WRITTEN REQUEST
Return the records, each one exactly as written.

EXERCISE DATA
********************

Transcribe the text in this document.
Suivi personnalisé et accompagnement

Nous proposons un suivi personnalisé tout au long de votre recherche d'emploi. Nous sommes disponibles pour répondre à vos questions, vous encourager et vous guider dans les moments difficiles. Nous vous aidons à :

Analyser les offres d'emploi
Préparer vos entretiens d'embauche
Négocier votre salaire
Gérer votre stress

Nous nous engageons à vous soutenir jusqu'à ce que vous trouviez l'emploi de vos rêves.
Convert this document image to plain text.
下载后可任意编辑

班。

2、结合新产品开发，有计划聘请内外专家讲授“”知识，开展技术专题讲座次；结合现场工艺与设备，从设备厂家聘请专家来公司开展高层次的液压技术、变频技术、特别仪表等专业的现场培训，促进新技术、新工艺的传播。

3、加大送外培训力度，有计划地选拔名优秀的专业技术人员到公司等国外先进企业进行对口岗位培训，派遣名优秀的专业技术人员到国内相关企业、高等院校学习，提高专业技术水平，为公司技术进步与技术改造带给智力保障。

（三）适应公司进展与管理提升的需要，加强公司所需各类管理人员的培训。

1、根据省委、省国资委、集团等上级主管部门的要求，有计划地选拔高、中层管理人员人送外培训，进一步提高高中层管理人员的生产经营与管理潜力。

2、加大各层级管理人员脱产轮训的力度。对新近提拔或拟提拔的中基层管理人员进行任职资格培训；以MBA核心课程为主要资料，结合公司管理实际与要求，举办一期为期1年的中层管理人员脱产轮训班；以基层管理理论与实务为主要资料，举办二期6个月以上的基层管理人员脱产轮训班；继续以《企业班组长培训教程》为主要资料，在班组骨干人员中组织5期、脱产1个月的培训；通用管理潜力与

********************

FINISHED EXERCISE
Transcribe the text in this document.
Suivi personnalisé et accompagnement

Nous proposons un suivi personnalisé tout au long de votre recherche d'emploi. Nous sommes disponibles pour répondre à vos questions, vous encourager et vous guider dans les moments difficiles. Nous vous aidons à :

Analyser les offres d'emploi
Préparer vos entretiens d'embauche
Négocier votre salaire
Gérer votre stress

Nous nous engageons à vous soutenir jusqu'à ce que vous trouviez l'emploi de vos rêves.
Convert this document image to plain text.
下载后可任意编辑

班。

2、结合新产品开发，有计划聘请内外专家讲授“”知识，开展技术专题讲座次；结合现场工艺与设备，从设备厂家聘请专家来公司开展高层次的液压技术、变频技术、特别仪表等专业的现场培训，促进新技术、新工艺的传播。

3、加大送外培训力度，有计划地选拔名优秀的专业技术人员到公司等国外先进企业进行对口岗位培训，派遣名优秀的专业技术人员到国内相关企业、高等院校学习，提高专业技术水平，为公司技术进步与技术改造带给智力保障。

（三）适应公司进展与管理提升的需要，加强公司所需各类管理人员的培训。

1、根据省委、省国资委、集团等上级主管部门的要求，有计划地选拔高、中层管理人员人送外培训，进一步提高高中层管理人员的生产经营与管理潜力。

2、加大各层级管理人员脱产轮训的力度。对新近提拔或拟提拔的中基层管理人员进行任职资格培训；以MBA核心课程为主要资料，结合公司管理实际与要求，举办一期为期1年的中层管理人员脱产轮训班；以基层管理理论与实务为主要资料，举办二期6个月以上的基层管理人员脱产轮训班；继续以《企业班组长培训教程》为主要资料，在班组骨干人员中组织5期、脱产1个月的培训；通用管理潜力与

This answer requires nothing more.